What to do
Please quote the material exactly, every line of it.

[Start of Exercise material]

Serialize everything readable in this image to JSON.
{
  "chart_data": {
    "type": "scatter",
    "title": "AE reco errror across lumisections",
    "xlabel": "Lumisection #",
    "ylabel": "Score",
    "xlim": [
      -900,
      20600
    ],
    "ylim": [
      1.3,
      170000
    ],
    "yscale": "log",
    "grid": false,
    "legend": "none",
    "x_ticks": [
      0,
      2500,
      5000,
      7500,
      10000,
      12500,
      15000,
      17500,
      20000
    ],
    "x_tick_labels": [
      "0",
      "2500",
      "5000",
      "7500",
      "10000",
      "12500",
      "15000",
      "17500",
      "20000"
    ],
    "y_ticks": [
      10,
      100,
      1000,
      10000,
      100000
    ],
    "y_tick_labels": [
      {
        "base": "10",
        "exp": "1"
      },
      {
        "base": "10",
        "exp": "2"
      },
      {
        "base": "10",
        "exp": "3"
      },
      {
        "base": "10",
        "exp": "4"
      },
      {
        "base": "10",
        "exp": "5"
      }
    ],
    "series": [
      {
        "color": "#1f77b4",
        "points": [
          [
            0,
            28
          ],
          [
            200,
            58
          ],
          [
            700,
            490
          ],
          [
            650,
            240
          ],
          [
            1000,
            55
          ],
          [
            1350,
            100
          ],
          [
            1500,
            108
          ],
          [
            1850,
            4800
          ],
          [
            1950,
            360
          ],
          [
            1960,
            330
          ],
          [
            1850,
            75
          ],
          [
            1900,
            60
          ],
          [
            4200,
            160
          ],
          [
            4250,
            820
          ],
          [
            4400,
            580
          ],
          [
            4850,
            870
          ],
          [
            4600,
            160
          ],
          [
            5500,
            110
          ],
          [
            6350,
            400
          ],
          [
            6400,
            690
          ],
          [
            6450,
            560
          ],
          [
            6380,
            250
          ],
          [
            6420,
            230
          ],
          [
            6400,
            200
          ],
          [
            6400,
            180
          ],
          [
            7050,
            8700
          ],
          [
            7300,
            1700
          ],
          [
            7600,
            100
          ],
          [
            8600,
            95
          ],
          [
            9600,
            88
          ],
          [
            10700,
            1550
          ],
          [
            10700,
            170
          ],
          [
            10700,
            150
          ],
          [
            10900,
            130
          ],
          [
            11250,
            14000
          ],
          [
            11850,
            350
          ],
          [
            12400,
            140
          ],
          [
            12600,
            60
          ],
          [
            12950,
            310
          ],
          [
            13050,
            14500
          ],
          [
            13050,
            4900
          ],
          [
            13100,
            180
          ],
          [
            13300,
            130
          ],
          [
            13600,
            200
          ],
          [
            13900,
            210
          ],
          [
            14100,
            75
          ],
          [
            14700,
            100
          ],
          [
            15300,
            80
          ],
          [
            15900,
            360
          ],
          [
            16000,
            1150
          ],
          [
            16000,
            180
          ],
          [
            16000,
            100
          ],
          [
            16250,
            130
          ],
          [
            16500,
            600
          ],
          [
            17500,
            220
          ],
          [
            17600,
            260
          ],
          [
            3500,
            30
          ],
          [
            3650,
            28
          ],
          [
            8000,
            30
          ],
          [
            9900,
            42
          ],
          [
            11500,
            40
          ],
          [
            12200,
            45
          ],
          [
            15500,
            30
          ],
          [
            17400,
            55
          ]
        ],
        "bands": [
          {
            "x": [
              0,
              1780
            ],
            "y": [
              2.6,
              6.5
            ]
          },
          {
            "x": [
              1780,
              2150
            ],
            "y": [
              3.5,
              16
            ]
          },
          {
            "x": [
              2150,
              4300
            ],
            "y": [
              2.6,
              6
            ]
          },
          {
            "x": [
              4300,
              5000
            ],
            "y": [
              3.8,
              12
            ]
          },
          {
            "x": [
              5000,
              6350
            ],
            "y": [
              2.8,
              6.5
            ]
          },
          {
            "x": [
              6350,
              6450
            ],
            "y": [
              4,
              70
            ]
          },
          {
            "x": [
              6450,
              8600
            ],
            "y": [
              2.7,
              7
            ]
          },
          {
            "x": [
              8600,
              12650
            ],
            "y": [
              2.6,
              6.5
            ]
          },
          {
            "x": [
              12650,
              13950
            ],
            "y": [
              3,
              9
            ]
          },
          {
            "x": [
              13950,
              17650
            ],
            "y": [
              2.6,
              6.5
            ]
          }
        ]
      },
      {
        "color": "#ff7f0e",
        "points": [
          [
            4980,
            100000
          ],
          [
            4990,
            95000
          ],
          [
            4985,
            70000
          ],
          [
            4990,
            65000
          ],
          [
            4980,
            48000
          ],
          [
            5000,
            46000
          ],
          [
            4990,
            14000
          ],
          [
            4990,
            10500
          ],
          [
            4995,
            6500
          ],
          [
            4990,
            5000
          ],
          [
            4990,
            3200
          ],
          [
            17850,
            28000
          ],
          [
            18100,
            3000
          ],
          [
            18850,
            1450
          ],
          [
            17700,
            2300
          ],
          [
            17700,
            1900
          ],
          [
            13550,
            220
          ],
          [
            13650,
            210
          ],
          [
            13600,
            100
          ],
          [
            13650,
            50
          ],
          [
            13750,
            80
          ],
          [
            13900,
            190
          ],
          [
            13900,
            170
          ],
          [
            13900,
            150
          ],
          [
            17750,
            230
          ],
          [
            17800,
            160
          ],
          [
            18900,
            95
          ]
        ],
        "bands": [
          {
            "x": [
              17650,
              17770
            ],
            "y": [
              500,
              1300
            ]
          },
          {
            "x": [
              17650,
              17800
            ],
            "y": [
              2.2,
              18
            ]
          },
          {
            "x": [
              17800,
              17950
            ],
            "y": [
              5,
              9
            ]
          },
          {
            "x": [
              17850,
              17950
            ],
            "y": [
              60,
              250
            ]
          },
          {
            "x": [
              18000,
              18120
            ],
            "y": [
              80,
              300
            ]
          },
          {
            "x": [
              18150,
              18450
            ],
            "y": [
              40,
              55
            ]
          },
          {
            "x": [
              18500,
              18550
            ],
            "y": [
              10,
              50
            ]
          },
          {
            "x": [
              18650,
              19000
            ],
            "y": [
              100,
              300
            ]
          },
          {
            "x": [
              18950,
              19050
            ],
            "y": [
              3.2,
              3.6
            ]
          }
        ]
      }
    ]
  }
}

[End of Exercise material]

Task response
Serialize everything readable in this image to JSON.
{
  "chart_data": {
    "type": "scatter",
    "title": "AE reco errror across lumisections",
    "xlabel": "Lumisection #",
    "ylabel": "Score",
    "xlim": [
      -900,
      20600
    ],
    "ylim": [
      1.3,
      170000
    ],
    "yscale": "log",
    "grid": false,
    "legend": "none",
    "x_ticks": [
      0,
      2500,
      5000,
      7500,
      10000,
      12500,
      15000,
      17500,
      20000
    ],
    "x_tick_labels": [
      "0",
      "2500",
      "5000",
      "7500",
      "10000",
      "12500",
      "15000",
      "17500",
      "20000"
    ],
    "y_ticks": [
      10,
      100,
      1000,
      10000,
      100000
    ],
    "y_tick_labels": [
      {
        "base": "10",
        "exp": "1"
      },
      {
        "base": "10",
        "exp": "2"
      },
      {
        "base": "10",
        "exp": "3"
      },
      {
        "base": "10",
        "exp": "4"
      },
      {
        "base": "10",
        "exp": "5"
      }
    ],
    "series": [
      {
        "color": "#1f77b4",
        "points": [
          [
            0,
            28
          ],
          [
            200,
            58
          ],
          [
            700,
            490
          ],
          [
            650,
            240
          ],
          [
            1000,
            55
          ],
          [
            1350,
            100
          ],
          [
            1500,
            108
          ],
          [
            1850,
            4800
          ],
          [
            1950,
            360
          ],
          [
            1960,
            330
          ],
          [
            1850,
            75
          ],
          [
            1900,
            60
          ],
          [
            4200,
            160
          ],
          [
            4250,
            820
          ],
          [
            4400,
            580
          ],
          [
            4850,
            870
          ],
          [
            4600,
            160
          ],
          [
            5500,
            110
          ],
          [
            6350,
            400
          ],
          [
            6400,
            690
          ],
          [
            6450,
            560
          ],
          [
            6380,
            250
          ],
          [
            6420,
            230
          ],
          [
            6400,
            200
          ],
          [
            6400,
            180
          ],
          [
            7050,
            8700
          ],
          [
            7300,
            1700
          ],
          [
            7600,
            100
          ],
          [
            8600,
            95
          ],
          [
            9600,
            88
          ],
          [
            10700,
            1550
          ],
          [
            10700,
            170
          ],
          [
            10700,
            150
          ],
          [
            10900,
            130
          ],
          [
            11250,
            14000
          ],
          [
            11850,
            350
          ],
          [
            12400,
            140
          ],
          [
            12600,
            60
          ],
          [
            12950,
            310
          ],
          [
            13050,
            14500
          ],
          [
            13050,
            4900
          ],
          [
            13100,
            180
          ],
          [
            13300,
            130
          ],
          [
            13600,
            200
          ],
          [
            13900,
            210
          ],
          [
            14100,
            75
          ],
          [
            14700,
            100
          ],
          [
            15300,
            80
          ],
          [
            15900,
            360
          ],
          [
            16000,
            1150
          ],
          [
            16000,
            180
          ],
          [
            16000,
            100
          ],
          [
            16250,
            130
          ],
          [
            16500,
            600
          ],
          [
            17500,
            220
          ],
          [
            17600,
            260
          ],
          [
            3500,
            30
          ],
          [
            3650,
            28
          ],
          [
            8000,
            30
          ],
          [
            9900,
            42
          ],
          [
            11500,
            40
          ],
          [
            12200,
            45
          ],
          [
            15500,
            30
          ],
          [
            17400,
            55
          ]
        ],
        "bands": [
          {
            "x": [
              0,
              1780
            ],
            "y": [
              2.6,
              6.5
            ]
          },
          {
            "x": [
              1780,
              2150
            ],
            "y": [
              3.5,
              16
            ]
          },
          {
            "x": [
              2150,
              4300
            ],
            "y": [
              2.6,
              6
            ]
          },
          {
            "x": [
              4300,
              5000
            ],
            "y": [
              3.8,
              12
            ]
          },
          {
            "x": [
              5000,
              6350
            ],
            "y": [
              2.8,
              6.5
            ]
          },
          {
            "x": [
              6350,
              6450
            ],
            "y": [
              4,
              70
            ]
          },
          {
            "x": [
              6450,
              8600
            ],
            "y": [
              2.7,
              7
            ]
          },
          {
            "x": [
              8600,
              12650
            ],
            "y": [
              2.6,
              6.5
            ]
          },
          {
            "x": [
              12650,
              13950
            ],
            "y": [
              3,
              9
            ]
          },
          {
            "x": [
              13950,
              17650
            ],
            "y": [
              2.6,
              6.5
            ]
          }
        ]
      },
      {
        "color": "#ff7f0e",
        "points": [
          [
            4980,
            100000
          ],
          [
            4990,
            95000
          ],
          [
            4985,
            70000
          ],
          [
            4990,
            65000
          ],
          [
            4980,
            48000
          ],
          [
            5000,
            46000
          ],
          [
            4990,
            14000
          ],
          [
            4990,
            10500
          ],
          [
            4995,
            6500
          ],
          [
            4990,
            5000
          ],
          [
            4990,
            3200
          ],
          [
            17850,
            28000
          ],
          [
            18100,
            3000
          ],
          [
            18850,
            1450
          ],
          [
            17700,
            2300
          ],
          [
            17700,
            1900
          ],
          [
            13550,
            220
          ],
          [
            13650,
            210
          ],
          [
            13600,
            100
          ],
          [
            13650,
            50
          ],
          [
            13750,
            80
          ],
          [
            13900,
            190
          ],
          [
            13900,
            170
          ],
          [
            13900,
            150
          ],
          [
            17750,
            230
          ],
          [
            17800,
            160
          ],
          [
            18900,
            95
          ]
        ],
        "bands": [
          {
            "x": [
              17650,
              17770
            ],
            "y": [
              500,
              1300
            ]
          },
          {
            "x": [
              17650,
              17800
            ],
            "y": [
              2.2,
              18
            ]
          },
          {
            "x": [
              17800,
              17950
            ],
            "y": [
              5,
              9
            ]
          },
          {
            "x": [
              17850,
              17950
            ],
            "y": [
              60,
              250
            ]
          },
          {
            "x": [
              18000,
              18120
            ],
            "y": [
              80,
              300
            ]
          },
          {
            "x": [
              18150,
              18450
            ],
            "y": [
              40,
              55
            ]
          },
          {
            "x": [
              18500,
              18550
            ],
            "y": [
              10,
              50
            ]
          },
          {
            "x": [
              18650,
              19000
            ],
            "y": [
              100,
              300
            ]
          },
          {
            "x": [
              18950,
              19050
            ],
            "y": [
              3.2,
              3.6
            ]
          }
        ]
      }
    ]
  }
}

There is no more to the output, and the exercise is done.